Please repeat the items word for word, from the line with "592, 417, 601]" to the line with "160, 345, 180]", including both of those lines.

/---

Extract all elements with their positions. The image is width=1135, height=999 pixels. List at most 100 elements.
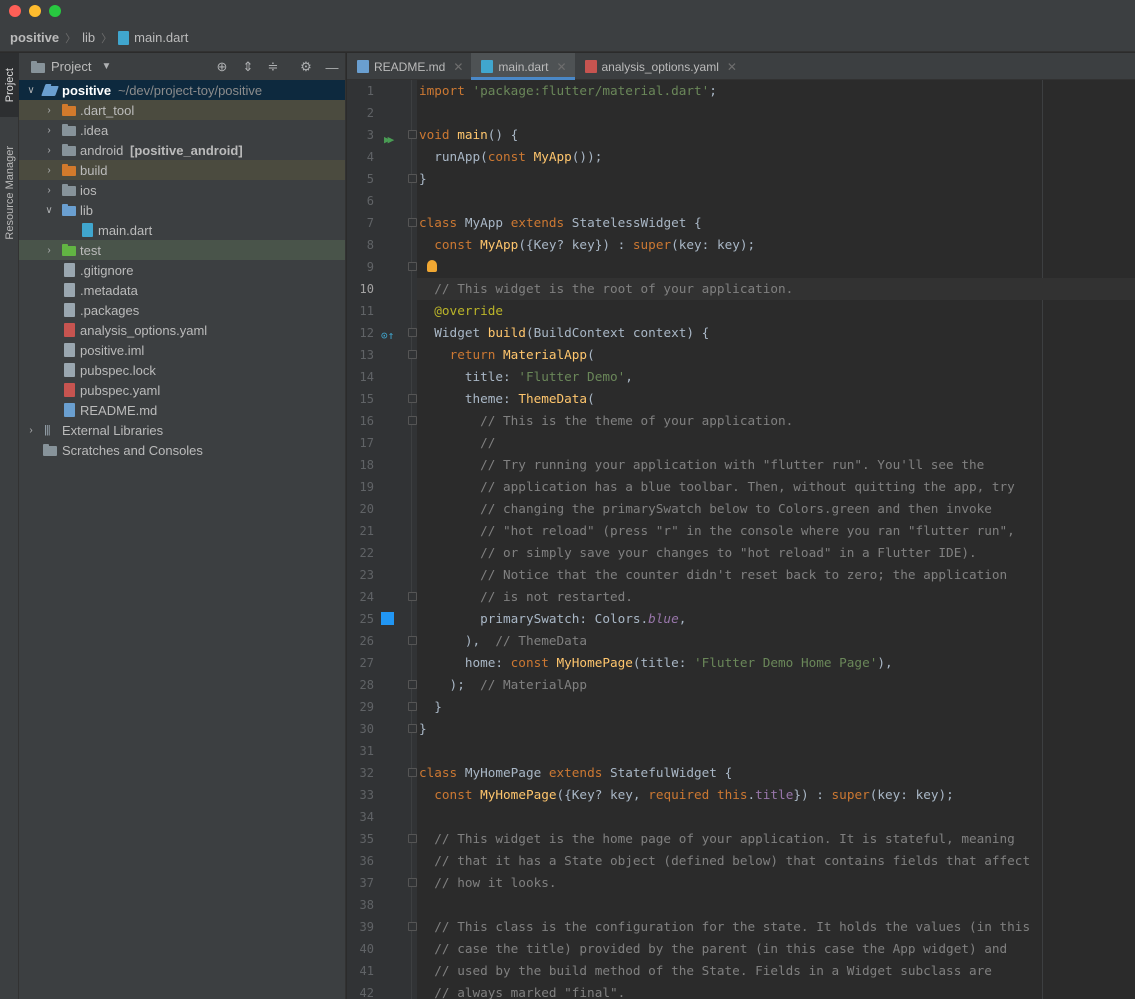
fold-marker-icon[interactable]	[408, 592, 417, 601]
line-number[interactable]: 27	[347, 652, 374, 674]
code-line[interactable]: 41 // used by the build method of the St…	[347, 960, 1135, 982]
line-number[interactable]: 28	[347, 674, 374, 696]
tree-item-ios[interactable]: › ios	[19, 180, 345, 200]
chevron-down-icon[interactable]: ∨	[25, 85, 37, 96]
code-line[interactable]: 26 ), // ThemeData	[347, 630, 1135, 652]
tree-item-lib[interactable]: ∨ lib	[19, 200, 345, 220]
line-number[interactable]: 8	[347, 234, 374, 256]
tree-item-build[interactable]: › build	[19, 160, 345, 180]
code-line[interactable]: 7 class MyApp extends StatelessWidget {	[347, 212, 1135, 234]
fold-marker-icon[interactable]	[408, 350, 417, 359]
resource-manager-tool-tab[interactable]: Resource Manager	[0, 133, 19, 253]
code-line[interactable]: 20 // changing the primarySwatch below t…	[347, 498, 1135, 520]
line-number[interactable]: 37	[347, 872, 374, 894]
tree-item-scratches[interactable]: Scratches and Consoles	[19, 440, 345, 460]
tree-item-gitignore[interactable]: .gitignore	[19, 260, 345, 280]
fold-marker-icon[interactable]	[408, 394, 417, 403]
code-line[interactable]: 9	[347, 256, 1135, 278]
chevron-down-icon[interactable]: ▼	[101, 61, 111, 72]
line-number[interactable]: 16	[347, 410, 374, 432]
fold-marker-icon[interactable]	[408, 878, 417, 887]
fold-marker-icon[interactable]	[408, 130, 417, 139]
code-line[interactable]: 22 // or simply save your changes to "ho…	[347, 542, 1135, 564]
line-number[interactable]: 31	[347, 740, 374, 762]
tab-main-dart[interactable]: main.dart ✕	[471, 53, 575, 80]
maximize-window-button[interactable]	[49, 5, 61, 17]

\---

### ANSWER TO THE PROBLEM
fold-marker-icon[interactable]	[408, 592, 417, 601]
line-number[interactable]: 27	[347, 652, 374, 674]
code-line[interactable]: 41 // used by the build method of the St…	[347, 960, 1135, 982]
line-number[interactable]: 28	[347, 674, 374, 696]
tree-item-ios[interactable]: › ios	[19, 180, 345, 200]
chevron-down-icon[interactable]: ∨	[25, 85, 37, 96]
code-line[interactable]: 26 ), // ThemeData	[347, 630, 1135, 652]
tree-item-lib[interactable]: ∨ lib	[19, 200, 345, 220]
line-number[interactable]: 8	[347, 234, 374, 256]
tree-item-build[interactable]: › build	[19, 160, 345, 180]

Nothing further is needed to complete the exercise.